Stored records
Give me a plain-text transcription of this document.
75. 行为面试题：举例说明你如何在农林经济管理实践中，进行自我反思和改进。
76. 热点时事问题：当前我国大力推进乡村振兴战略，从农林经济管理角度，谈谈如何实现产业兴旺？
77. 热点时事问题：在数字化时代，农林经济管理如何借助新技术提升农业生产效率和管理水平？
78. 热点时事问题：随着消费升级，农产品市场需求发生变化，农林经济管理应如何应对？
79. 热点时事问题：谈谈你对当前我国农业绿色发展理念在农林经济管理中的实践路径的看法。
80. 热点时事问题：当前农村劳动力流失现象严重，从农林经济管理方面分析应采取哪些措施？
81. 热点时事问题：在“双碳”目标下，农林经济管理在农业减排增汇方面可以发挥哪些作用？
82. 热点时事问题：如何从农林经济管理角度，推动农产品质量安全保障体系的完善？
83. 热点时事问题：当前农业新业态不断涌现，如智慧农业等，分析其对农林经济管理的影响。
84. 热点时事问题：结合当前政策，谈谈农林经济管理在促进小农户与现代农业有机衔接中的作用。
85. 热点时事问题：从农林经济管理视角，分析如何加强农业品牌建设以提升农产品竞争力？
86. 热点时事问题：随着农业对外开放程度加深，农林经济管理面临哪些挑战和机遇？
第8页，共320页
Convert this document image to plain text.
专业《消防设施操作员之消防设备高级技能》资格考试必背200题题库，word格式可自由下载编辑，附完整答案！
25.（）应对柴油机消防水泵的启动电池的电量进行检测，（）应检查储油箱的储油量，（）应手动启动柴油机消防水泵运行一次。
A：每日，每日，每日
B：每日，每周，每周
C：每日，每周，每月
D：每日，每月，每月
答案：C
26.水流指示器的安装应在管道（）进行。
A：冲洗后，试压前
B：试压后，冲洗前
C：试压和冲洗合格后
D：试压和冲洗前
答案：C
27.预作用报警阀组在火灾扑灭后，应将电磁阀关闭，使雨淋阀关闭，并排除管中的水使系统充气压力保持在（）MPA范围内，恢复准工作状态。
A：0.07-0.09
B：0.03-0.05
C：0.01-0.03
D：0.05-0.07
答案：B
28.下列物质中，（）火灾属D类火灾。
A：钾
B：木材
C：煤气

*The problem*. Set down each entry again, unchanged.

*Response to the exercise*.
Give me a plain-text transcription of this document.
75. 行为面试题：举例说明你如何在农林经济管理实践中，进行自我反思和改进。
76. 热点时事问题：当前我国大力推进乡村振兴战略，从农林经济管理角度，谈谈如何实现产业兴旺？
77. 热点时事问题：在数字化时代，农林经济管理如何借助新技术提升农业生产效率和管理水平？
78. 热点时事问题：随着消费升级，农产品市场需求发生变化，农林经济管理应如何应对？
79. 热点时事问题：谈谈你对当前我国农业绿色发展理念在农林经济管理中的实践路径的看法。
80. 热点时事问题：当前农村劳动力流失现象严重，从农林经济管理方面分析应采取哪些措施？
81. 热点时事问题：在“双碳”目标下，农林经济管理在农业减排增汇方面可以发挥哪些作用？
82. 热点时事问题：如何从农林经济管理角度，推动农产品质量安全保障体系的完善？
83. 热点时事问题：当前农业新业态不断涌现，如智慧农业等，分析其对农林经济管理的影响。
84. 热点时事问题：结合当前政策，谈谈农林经济管理在促进小农户与现代农业有机衔接中的作用。
85. 热点时事问题：从农林经济管理视角，分析如何加强农业品牌建设以提升农产品竞争力？
86. 热点时事问题：随着农业对外开放程度加深，农林经济管理面临哪些挑战和机遇？
第8页，共320页
Convert this document image to plain text.
专业《消防设施操作员之消防设备高级技能》资格考试必背200题题库，word格式可自由下载编辑，附完整答案！
25.（）应对柴油机消防水泵的启动电池的电量进行检测，（）应检查储油箱的储油量，（）应手动启动柴油机消防水泵运行一次。
A：每日，每日，每日
B：每日，每周，每周
C：每日，每周，每月
D：每日，每月，每月
答案：C
26.水流指示器的安装应在管道（）进行。
A：冲洗后，试压前
B：试压后，冲洗前
C：试压和冲洗合格后
D：试压和冲洗前
答案：C
27.预作用报警阀组在火灾扑灭后，应将电磁阀关闭，使雨淋阀关闭，并排除管中的水使系统充气压力保持在（）MPA范围内，恢复准工作状态。
A：0.07-0.09
B：0.03-0.05
C：0.01-0.03
D：0.05-0.07
答案：B
28.下列物质中，（）火灾属D类火灾。
A：钾
B：木材
C：煤气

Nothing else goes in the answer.